CHALLENGE
Repeat the entire listing exactly as written.

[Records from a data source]
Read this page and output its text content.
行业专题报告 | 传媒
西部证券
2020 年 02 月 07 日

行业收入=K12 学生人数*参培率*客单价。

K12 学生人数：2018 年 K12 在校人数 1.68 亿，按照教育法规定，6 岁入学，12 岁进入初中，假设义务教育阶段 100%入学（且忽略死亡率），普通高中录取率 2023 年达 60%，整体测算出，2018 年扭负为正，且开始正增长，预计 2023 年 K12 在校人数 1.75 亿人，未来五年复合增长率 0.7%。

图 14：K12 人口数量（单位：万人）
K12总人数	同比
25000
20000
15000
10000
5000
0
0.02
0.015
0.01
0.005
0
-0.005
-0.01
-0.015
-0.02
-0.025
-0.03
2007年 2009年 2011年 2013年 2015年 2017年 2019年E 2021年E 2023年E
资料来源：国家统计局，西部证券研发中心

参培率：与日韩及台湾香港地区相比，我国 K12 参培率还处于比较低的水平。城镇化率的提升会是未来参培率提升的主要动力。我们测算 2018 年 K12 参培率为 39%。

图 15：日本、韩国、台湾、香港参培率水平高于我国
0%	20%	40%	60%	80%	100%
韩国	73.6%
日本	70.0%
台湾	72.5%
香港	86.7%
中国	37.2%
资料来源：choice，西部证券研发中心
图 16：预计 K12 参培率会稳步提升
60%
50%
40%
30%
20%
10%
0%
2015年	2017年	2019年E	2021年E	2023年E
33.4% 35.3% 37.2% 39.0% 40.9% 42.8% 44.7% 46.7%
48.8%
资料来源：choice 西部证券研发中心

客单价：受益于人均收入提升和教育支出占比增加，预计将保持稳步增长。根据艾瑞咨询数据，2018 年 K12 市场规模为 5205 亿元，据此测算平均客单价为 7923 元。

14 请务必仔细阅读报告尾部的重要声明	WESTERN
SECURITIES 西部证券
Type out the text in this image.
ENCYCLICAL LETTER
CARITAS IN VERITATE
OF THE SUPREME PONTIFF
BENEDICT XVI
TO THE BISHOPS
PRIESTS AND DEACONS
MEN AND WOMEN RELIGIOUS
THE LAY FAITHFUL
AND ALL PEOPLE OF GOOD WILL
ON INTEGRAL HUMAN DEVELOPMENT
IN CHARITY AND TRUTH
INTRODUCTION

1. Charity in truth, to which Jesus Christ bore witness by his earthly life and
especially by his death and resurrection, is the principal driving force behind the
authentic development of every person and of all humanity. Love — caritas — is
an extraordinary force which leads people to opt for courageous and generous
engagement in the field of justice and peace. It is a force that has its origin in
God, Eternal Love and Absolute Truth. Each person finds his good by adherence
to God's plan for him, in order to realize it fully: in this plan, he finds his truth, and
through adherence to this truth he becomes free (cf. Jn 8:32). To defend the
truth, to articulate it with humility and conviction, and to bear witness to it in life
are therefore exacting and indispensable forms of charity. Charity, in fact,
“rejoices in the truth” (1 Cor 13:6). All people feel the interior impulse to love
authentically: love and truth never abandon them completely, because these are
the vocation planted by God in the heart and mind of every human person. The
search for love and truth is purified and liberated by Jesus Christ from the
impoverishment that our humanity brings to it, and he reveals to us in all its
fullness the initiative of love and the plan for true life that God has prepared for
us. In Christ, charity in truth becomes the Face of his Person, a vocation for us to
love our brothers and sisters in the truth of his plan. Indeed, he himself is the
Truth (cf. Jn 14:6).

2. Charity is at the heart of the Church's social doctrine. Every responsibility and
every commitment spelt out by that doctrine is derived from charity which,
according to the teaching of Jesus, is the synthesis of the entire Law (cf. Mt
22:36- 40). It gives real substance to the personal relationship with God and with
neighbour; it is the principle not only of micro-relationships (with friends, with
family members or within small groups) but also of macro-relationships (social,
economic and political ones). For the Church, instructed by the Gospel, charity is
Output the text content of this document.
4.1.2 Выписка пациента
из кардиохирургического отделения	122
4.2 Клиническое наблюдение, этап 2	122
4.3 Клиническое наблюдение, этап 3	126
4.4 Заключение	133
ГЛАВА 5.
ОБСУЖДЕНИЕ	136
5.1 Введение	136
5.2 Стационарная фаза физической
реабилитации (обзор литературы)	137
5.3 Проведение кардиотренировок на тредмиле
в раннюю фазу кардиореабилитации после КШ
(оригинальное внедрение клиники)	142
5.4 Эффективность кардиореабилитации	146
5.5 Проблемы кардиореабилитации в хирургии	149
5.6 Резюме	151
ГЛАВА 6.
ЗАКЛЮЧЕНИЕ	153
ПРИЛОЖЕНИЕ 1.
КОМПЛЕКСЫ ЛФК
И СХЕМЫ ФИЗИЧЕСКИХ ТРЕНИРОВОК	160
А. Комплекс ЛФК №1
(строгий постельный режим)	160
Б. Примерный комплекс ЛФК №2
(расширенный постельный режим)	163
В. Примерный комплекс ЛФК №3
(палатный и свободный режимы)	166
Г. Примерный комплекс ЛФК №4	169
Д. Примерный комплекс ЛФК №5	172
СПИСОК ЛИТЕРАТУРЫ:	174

FINISHED EXERCISE
Read this page and output its text content.
行业专题报告 | 传媒
西部证券
2020 年 02 月 07 日

行业收入=K12 学生人数*参培率*客单价。

K12 学生人数：2018 年 K12 在校人数 1.68 亿，按照教育法规定，6 岁入学，12 岁进入初中，假设义务教育阶段 100%入学（且忽略死亡率），普通高中录取率 2023 年达 60%，整体测算出，2018 年扭负为正，且开始正增长，预计 2023 年 K12 在校人数 1.75 亿人，未来五年复合增长率 0.7%。

图 14：K12 人口数量（单位：万人）
K12总人数	同比
25000
20000
15000
10000
5000
0
0.02
0.015
0.01
0.005
0
-0.005
-0.01
-0.015
-0.02
-0.025
-0.03
2007年 2009年 2011年 2013年 2015年 2017年 2019年E 2021年E 2023年E
资料来源：国家统计局，西部证券研发中心

参培率：与日韩及台湾香港地区相比，我国 K12 参培率还处于比较低的水平。城镇化率的提升会是未来参培率提升的主要动力。我们测算 2018 年 K12 参培率为 39%。

图 15：日本、韩国、台湾、香港参培率水平高于我国
0%	20%	40%	60%	80%	100%
韩国	73.6%
日本	70.0%
台湾	72.5%
香港	86.7%
中国	37.2%
资料来源：choice，西部证券研发中心
图 16：预计 K12 参培率会稳步提升
60%
50%
40%
30%
20%
10%
0%
2015年	2017年	2019年E	2021年E	2023年E
33.4% 35.3% 37.2% 39.0% 40.9% 42.8% 44.7% 46.7%
48.8%
资料来源：choice 西部证券研发中心

客单价：受益于人均收入提升和教育支出占比增加，预计将保持稳步增长。根据艾瑞咨询数据，2018 年 K12 市场规模为 5205 亿元，据此测算平均客单价为 7923 元。

14 请务必仔细阅读报告尾部的重要声明	WESTERN
SECURITIES 西部证券
Type out the text in this image.
ENCYCLICAL LETTER
CARITAS IN VERITATE
OF THE SUPREME PONTIFF
BENEDICT XVI
TO THE BISHOPS
PRIESTS AND DEACONS
MEN AND WOMEN RELIGIOUS
THE LAY FAITHFUL
AND ALL PEOPLE OF GOOD WILL
ON INTEGRAL HUMAN DEVELOPMENT
IN CHARITY AND TRUTH
INTRODUCTION

1. Charity in truth, to which Jesus Christ bore witness by his earthly life and
especially by his death and resurrection, is the principal driving force behind the
authentic development of every person and of all humanity. Love — caritas — is
an extraordinary force which leads people to opt for courageous and generous
engagement in the field of justice and peace. It is a force that has its origin in
God, Eternal Love and Absolute Truth. Each person finds his good by adherence
to God's plan for him, in order to realize it fully: in this plan, he finds his truth, and
through adherence to this truth he becomes free (cf. Jn 8:32). To defend the
truth, to articulate it with humility and conviction, and to bear witness to it in life
are therefore exacting and indispensable forms of charity. Charity, in fact,
“rejoices in the truth” (1 Cor 13:6). All people feel the interior impulse to love
authentically: love and truth never abandon them completely, because these are
the vocation planted by God in the heart and mind of every human person. The
search for love and truth is purified and liberated by Jesus Christ from the
impoverishment that our humanity brings to it, and he reveals to us in all its
fullness the initiative of love and the plan for true life that God has prepared for
us. In Christ, charity in truth becomes the Face of his Person, a vocation for us to
love our brothers and sisters in the truth of his plan. Indeed, he himself is the
Truth (cf. Jn 14:6).

2. Charity is at the heart of the Church's social doctrine. Every responsibility and
every commitment spelt out by that doctrine is derived from charity which,
according to the teaching of Jesus, is the synthesis of the entire Law (cf. Mt
22:36- 40). It gives real substance to the personal relationship with God and with
neighbour; it is the principle not only of micro-relationships (with friends, with
family members or within small groups) but also of macro-relationships (social,
economic and political ones). For the Church, instructed by the Gospel, charity is
Output the text content of this document.
4.1.2 Выписка пациента
из кардиохирургического отделения	122
4.2 Клиническое наблюдение, этап 2	122
4.3 Клиническое наблюдение, этап 3	126
4.4 Заключение	133
ГЛАВА 5.
ОБСУЖДЕНИЕ	136
5.1 Введение	136
5.2 Стационарная фаза физической
реабилитации (обзор литературы)	137
5.3 Проведение кардиотренировок на тредмиле
в раннюю фазу кардиореабилитации после КШ
(оригинальное внедрение клиники)	142
5.4 Эффективность кардиореабилитации	146
5.5 Проблемы кардиореабилитации в хирургии	149
5.6 Резюме	151
ГЛАВА 6.
ЗАКЛЮЧЕНИЕ	153
ПРИЛОЖЕНИЕ 1.
КОМПЛЕКСЫ ЛФК
И СХЕМЫ ФИЗИЧЕСКИХ ТРЕНИРОВОК	160
А. Комплекс ЛФК №1
(строгий постельный режим)	160
Б. Примерный комплекс ЛФК №2
(расширенный постельный режим)	163
В. Примерный комплекс ЛФК №3
(палатный и свободный режимы)	166
Г. Примерный комплекс ЛФК №4	169
Д. Примерный комплекс ЛФК №5	172
СПИСОК ЛИТЕРАТУРЫ:	174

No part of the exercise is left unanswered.